TASK:
The word "différents" marks the lines to find; copy every such line from the data below.

(EXERCISE MATERIALS Opens)

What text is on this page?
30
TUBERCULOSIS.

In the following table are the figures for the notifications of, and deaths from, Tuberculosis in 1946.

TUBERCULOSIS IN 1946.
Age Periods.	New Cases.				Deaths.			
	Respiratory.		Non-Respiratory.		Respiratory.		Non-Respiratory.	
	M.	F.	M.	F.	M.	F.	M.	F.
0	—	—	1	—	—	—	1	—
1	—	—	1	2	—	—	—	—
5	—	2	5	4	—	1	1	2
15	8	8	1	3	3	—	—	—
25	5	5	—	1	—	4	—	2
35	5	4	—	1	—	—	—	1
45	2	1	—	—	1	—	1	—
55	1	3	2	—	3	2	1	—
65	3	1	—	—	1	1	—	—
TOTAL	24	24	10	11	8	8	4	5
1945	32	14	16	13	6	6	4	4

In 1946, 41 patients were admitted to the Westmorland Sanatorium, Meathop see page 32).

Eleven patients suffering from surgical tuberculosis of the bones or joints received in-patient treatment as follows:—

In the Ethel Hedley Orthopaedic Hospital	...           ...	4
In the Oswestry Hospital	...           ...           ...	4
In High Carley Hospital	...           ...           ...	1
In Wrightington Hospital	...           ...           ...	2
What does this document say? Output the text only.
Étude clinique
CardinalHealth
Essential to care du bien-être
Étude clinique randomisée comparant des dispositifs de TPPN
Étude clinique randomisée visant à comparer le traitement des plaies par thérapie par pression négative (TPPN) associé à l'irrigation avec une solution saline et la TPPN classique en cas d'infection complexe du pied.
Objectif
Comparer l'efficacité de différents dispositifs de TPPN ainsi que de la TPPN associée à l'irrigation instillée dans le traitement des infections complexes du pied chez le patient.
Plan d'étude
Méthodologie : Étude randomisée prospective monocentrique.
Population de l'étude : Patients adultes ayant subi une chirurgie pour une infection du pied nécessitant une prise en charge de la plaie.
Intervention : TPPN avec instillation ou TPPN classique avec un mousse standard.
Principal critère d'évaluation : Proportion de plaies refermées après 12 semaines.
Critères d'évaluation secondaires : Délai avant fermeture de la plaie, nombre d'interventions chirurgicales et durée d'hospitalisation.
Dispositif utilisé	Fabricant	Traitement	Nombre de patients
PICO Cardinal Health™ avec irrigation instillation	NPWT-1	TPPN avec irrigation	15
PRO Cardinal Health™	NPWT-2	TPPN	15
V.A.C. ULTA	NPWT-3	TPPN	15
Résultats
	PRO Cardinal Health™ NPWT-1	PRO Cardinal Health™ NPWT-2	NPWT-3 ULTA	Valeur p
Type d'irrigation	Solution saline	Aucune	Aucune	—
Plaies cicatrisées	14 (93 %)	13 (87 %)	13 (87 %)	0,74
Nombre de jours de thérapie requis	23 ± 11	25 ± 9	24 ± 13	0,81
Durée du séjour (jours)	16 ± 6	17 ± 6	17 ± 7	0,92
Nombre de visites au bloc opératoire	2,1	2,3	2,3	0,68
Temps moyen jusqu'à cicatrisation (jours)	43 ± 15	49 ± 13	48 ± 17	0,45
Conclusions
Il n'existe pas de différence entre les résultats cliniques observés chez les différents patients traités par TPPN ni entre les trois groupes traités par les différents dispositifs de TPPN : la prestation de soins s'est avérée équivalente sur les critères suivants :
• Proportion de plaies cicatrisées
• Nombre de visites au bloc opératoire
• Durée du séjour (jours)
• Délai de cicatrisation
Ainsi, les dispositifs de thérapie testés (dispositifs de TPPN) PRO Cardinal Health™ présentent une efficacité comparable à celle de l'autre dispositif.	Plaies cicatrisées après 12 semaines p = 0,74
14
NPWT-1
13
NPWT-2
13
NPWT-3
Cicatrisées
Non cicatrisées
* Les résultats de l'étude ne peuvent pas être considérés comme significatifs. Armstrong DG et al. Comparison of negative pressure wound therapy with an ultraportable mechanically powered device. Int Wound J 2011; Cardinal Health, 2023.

(EXERCISE MATERIALS Closes)

SOLUTION TO THIS TASK:
Comparer l'efficacité de différents dispositifs de TPPN ainsi que de la TPPN associée à l'irrigation instillée dans le traitement des infections complexes du pied chez le patient.
Il n'existe pas de différence entre les résultats cliniques observés chez les différents patients traités par TPPN ni entre les trois groupes traités par les différents dispositifs de TPPN : la prestation de soins s'est avérée équivalente sur les critères suivants :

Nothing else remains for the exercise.